(Chart and figure data)
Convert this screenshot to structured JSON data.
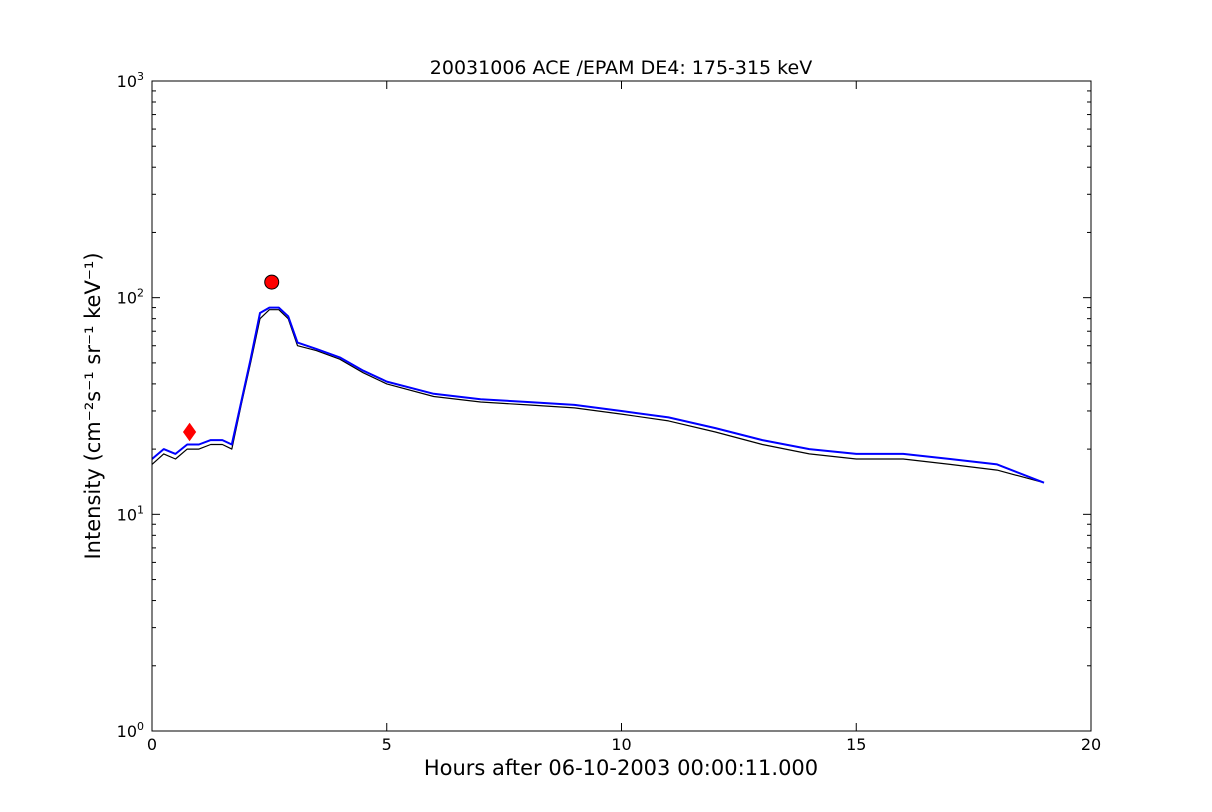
{
  "chart_data": {
    "type": "line",
    "title": "20031006 ACE /EPAM DE4: 175-315 keV",
    "xlabel": "Hours after 06-10-2003 00:00:11.000",
    "ylabel": "Intensity (cm⁻²s⁻¹ sr⁻¹ keV⁻¹)",
    "xlim": [
      0,
      20
    ],
    "ylim": [
      1,
      1000
    ],
    "yscale": "log",
    "x_ticks": [
      0,
      5,
      10,
      15,
      20
    ],
    "x_tick_labels": [
      "0",
      "5",
      "10",
      "15",
      "20"
    ],
    "y_ticks": [
      1,
      10,
      100,
      1000
    ],
    "y_tick_labels": [
      "10",
      "10",
      "10",
      "10"
    ],
    "y_tick_exponents": [
      "0",
      "1",
      "2",
      "3"
    ],
    "grid": false,
    "series": [
      {
        "color": "#000000",
        "x": [
          0.0,
          0.25,
          0.5,
          0.75,
          1.0,
          1.25,
          1.5,
          1.7,
          1.9,
          2.1,
          2.3,
          2.5,
          2.7,
          2.9,
          3.1,
          3.5,
          4.0,
          4.5,
          5.0,
          6.0,
          7.0,
          8.0,
          9.0,
          10.0,
          11.0,
          12.0,
          13.0,
          14.0,
          15.0,
          16.0,
          17.0,
          18.0,
          19.0
        ],
        "y": [
          17,
          19,
          18,
          20,
          20,
          21,
          21,
          20,
          32,
          50,
          80,
          88,
          88,
          80,
          60,
          57,
          52,
          45,
          40,
          35,
          33,
          32,
          31,
          29,
          27,
          24,
          21,
          19,
          18,
          18,
          17,
          16,
          14
        ]
      },
      {
        "color": "#0000ff",
        "x": [
          0.0,
          0.25,
          0.5,
          0.75,
          1.0,
          1.25,
          1.5,
          1.7,
          1.9,
          2.1,
          2.3,
          2.5,
          2.7,
          2.9,
          3.1,
          3.5,
          4.0,
          4.5,
          5.0,
          6.0,
          7.0,
          8.0,
          9.0,
          10.0,
          11.0,
          12.0,
          13.0,
          14.0,
          15.0,
          16.0,
          17.0,
          18.0,
          19.0
        ],
        "y": [
          18,
          20,
          19,
          21,
          21,
          22,
          22,
          21,
          33,
          52,
          85,
          90,
          90,
          82,
          62,
          58,
          53,
          46,
          41,
          36,
          34,
          33,
          32,
          30,
          28,
          25,
          22,
          20,
          19,
          19,
          18,
          17,
          14
        ]
      }
    ],
    "markers": [
      {
        "shape": "diamond",
        "color": "#ff0000",
        "x": 0.8,
        "y": 24
      },
      {
        "shape": "circle",
        "color": "#ff0000",
        "x": 2.55,
        "y": 118
      }
    ]
  }
}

The problem
Pick out the lines above containing the word "color", then copy them.

Response to the task
        "color": "#000000",
        "color": "#0000ff",
        "color": "#ff0000",
        "color": "#ff0000",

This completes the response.